= Stated exercise =
Say how many lines hold the string "Shape", and nothing more.
═══ Rows
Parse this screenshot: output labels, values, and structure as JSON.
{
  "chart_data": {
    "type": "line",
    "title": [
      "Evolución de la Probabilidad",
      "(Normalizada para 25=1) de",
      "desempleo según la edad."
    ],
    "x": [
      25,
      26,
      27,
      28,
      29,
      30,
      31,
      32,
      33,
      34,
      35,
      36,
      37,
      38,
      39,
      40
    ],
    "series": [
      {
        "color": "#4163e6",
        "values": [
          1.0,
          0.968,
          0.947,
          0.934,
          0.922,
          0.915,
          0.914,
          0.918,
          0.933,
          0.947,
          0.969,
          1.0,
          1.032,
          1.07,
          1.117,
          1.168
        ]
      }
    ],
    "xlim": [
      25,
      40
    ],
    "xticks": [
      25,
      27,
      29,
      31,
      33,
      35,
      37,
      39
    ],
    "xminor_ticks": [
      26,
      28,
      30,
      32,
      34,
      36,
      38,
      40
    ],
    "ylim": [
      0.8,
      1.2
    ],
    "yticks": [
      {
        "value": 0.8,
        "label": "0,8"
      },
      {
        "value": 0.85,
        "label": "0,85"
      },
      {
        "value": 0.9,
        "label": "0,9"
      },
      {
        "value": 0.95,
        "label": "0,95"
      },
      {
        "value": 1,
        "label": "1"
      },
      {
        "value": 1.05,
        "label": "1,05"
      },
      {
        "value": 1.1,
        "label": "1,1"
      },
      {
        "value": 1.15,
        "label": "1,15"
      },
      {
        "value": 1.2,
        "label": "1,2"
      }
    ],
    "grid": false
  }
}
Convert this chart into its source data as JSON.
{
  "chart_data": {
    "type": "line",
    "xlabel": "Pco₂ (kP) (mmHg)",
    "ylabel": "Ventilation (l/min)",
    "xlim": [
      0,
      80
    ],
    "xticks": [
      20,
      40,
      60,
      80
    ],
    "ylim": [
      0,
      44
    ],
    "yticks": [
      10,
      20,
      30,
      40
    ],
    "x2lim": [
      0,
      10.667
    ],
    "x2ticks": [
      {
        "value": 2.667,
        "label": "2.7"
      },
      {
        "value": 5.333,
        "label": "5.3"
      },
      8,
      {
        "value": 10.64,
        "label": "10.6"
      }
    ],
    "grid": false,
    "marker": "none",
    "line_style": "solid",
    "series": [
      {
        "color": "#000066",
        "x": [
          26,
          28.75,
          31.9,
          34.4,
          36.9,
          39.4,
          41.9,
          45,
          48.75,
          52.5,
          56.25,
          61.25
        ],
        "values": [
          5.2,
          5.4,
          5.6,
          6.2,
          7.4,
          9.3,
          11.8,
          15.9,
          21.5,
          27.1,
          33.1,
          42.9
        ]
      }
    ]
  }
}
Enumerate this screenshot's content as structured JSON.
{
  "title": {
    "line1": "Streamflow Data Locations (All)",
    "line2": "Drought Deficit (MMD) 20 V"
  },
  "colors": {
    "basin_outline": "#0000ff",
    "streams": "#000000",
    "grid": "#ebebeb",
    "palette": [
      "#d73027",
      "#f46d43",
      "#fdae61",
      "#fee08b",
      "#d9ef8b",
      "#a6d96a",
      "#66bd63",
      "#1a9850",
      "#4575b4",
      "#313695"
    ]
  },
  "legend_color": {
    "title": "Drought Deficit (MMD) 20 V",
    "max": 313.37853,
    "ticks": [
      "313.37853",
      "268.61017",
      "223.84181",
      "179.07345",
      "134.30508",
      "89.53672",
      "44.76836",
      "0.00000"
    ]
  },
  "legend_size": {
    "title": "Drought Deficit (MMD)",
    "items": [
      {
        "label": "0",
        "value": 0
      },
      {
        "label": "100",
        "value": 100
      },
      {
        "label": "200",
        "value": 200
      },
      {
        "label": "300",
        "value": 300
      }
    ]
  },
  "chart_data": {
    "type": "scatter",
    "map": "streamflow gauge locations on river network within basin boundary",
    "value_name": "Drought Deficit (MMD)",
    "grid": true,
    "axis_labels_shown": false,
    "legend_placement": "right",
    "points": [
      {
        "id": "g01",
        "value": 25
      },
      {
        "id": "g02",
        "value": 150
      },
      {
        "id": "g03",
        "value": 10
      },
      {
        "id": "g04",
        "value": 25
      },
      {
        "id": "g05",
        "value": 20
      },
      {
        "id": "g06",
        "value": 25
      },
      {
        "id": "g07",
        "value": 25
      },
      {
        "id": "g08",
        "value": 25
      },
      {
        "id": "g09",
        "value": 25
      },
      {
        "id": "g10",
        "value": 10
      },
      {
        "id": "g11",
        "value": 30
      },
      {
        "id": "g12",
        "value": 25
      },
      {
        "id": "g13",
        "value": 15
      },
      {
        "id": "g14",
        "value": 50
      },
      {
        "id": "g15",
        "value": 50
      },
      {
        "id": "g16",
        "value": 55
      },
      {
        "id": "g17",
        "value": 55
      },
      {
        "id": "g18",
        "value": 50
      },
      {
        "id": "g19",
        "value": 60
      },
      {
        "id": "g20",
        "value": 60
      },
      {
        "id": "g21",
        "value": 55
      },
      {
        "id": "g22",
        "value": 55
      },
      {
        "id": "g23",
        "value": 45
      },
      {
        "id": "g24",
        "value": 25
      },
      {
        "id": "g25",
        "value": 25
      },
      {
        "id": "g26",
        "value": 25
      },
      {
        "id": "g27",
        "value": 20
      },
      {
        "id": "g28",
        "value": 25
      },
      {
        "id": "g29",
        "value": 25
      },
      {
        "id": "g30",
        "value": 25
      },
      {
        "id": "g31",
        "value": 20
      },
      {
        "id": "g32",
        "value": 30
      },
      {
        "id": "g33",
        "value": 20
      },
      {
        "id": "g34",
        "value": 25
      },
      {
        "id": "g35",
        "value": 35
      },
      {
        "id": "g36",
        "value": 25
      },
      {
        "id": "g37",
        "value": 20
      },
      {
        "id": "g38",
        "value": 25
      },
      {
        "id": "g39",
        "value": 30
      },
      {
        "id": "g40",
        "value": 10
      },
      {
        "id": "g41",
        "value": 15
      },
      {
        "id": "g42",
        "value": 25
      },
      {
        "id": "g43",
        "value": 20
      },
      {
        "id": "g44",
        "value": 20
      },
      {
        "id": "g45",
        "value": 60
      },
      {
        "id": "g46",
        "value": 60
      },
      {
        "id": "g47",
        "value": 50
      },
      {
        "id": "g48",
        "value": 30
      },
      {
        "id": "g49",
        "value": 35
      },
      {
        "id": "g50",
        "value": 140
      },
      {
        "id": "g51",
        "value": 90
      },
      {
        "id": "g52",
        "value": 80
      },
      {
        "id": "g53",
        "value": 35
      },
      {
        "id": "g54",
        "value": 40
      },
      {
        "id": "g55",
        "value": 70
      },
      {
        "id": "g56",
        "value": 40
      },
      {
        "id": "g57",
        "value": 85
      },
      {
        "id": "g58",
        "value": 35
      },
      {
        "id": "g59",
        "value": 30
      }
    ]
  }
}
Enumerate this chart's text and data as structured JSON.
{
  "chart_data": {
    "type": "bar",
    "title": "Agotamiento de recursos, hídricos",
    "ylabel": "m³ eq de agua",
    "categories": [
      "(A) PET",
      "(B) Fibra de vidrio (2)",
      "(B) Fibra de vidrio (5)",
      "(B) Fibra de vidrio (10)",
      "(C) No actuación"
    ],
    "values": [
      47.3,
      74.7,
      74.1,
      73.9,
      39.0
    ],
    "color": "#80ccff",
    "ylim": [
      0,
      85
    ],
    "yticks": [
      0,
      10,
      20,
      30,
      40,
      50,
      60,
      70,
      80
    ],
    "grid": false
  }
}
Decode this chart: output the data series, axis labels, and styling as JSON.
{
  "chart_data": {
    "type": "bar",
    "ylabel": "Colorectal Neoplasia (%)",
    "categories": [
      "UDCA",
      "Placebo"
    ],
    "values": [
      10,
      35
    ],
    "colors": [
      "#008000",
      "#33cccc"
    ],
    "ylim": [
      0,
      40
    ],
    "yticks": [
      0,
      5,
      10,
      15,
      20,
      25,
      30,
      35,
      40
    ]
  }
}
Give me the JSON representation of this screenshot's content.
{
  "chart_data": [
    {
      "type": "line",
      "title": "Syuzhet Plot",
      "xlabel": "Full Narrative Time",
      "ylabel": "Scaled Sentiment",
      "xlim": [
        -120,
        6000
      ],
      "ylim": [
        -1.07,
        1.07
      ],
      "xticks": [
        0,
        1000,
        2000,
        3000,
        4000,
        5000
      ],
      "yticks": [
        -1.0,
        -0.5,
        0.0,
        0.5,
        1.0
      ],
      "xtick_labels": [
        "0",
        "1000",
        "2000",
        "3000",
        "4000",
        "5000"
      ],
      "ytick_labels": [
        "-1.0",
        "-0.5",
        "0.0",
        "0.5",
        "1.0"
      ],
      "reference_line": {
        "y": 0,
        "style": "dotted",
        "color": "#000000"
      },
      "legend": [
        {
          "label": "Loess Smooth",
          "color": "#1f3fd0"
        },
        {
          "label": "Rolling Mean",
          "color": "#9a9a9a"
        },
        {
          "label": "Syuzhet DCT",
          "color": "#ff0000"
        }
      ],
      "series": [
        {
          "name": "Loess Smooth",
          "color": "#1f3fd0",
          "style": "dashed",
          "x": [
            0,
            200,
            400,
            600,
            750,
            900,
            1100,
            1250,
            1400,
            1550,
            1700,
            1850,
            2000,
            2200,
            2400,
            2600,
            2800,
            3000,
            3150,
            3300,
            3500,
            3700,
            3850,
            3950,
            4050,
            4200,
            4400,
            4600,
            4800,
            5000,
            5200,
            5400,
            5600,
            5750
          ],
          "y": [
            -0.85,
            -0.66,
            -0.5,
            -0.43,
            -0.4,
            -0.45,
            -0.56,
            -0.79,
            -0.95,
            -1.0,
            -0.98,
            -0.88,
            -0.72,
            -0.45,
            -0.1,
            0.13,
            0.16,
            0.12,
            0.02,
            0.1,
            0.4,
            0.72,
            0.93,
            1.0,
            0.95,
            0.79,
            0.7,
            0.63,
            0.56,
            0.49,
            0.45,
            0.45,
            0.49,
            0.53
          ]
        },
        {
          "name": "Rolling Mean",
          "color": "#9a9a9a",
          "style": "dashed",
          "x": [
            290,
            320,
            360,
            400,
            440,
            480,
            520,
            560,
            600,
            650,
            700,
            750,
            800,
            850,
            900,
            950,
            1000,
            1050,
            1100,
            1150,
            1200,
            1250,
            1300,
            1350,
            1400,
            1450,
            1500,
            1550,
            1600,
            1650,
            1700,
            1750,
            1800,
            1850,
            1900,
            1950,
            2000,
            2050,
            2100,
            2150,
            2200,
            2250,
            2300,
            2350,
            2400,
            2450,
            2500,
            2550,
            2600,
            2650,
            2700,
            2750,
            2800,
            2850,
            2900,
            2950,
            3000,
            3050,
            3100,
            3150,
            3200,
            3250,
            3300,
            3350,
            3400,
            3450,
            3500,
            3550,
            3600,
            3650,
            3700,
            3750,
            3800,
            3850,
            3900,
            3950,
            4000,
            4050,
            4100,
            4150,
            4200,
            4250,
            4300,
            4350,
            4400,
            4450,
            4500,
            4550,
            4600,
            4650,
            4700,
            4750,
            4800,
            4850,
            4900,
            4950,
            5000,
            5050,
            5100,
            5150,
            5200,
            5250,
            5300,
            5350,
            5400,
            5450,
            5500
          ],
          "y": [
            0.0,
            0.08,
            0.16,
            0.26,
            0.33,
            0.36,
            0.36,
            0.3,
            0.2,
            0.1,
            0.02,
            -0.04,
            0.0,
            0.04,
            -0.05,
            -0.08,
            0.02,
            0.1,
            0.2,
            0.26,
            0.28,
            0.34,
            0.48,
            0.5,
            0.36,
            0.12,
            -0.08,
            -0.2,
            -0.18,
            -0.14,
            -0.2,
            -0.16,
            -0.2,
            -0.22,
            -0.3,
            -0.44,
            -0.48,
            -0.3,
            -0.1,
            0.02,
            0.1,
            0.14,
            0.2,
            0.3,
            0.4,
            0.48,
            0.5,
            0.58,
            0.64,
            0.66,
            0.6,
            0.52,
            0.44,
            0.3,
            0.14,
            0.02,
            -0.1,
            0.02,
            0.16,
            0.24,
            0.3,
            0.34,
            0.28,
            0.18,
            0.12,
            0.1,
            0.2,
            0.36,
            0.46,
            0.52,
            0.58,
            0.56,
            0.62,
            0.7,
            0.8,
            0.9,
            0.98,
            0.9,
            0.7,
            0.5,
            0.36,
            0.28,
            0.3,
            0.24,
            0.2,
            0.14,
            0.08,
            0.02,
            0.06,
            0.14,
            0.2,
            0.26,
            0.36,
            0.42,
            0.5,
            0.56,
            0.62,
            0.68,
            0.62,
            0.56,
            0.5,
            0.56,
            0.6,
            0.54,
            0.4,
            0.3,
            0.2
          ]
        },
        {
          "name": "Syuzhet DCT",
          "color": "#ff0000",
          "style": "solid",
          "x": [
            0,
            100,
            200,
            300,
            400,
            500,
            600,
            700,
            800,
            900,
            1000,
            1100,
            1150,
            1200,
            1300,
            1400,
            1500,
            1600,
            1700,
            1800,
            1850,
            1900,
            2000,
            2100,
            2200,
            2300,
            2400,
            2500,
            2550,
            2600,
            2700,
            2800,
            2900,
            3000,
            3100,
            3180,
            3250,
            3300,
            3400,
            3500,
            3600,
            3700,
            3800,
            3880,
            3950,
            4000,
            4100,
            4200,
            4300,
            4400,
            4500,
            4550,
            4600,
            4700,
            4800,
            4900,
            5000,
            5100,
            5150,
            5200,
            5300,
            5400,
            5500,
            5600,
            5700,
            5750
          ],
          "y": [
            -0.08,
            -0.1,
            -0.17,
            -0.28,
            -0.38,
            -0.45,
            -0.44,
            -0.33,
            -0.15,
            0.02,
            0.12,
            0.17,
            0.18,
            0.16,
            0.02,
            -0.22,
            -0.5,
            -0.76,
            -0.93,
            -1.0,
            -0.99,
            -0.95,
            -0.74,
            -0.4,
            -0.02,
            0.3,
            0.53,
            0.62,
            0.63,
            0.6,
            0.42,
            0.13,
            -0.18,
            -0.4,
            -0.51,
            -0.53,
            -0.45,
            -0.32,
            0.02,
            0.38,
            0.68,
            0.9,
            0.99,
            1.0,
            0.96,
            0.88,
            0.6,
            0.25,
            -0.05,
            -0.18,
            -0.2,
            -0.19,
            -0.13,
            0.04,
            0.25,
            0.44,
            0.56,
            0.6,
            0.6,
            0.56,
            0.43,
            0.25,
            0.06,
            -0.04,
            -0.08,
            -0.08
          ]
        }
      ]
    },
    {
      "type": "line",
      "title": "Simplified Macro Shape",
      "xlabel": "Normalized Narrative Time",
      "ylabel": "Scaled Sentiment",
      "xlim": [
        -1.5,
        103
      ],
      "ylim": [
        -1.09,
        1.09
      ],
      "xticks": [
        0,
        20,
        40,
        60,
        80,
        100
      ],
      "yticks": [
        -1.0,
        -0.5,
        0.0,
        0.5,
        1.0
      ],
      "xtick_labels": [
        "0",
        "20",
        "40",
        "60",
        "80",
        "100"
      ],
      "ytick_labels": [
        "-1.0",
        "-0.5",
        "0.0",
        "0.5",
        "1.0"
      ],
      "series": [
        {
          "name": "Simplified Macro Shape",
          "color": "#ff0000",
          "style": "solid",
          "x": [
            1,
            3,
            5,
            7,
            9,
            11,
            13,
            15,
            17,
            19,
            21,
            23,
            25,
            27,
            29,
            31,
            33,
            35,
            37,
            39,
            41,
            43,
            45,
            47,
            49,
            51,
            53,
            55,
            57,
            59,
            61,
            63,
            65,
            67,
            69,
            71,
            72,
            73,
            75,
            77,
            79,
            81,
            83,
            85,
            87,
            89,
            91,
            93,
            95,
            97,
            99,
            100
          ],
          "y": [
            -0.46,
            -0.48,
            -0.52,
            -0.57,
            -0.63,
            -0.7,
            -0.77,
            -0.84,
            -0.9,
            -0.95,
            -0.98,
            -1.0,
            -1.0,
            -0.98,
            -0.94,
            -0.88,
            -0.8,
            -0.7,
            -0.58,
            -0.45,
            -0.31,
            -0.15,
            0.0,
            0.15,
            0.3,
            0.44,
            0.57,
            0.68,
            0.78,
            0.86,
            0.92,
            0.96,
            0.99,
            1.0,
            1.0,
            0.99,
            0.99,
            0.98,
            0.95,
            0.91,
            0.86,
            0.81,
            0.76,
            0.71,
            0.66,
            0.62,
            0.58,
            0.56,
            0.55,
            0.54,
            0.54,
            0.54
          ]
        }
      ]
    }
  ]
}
══════
= Result =
2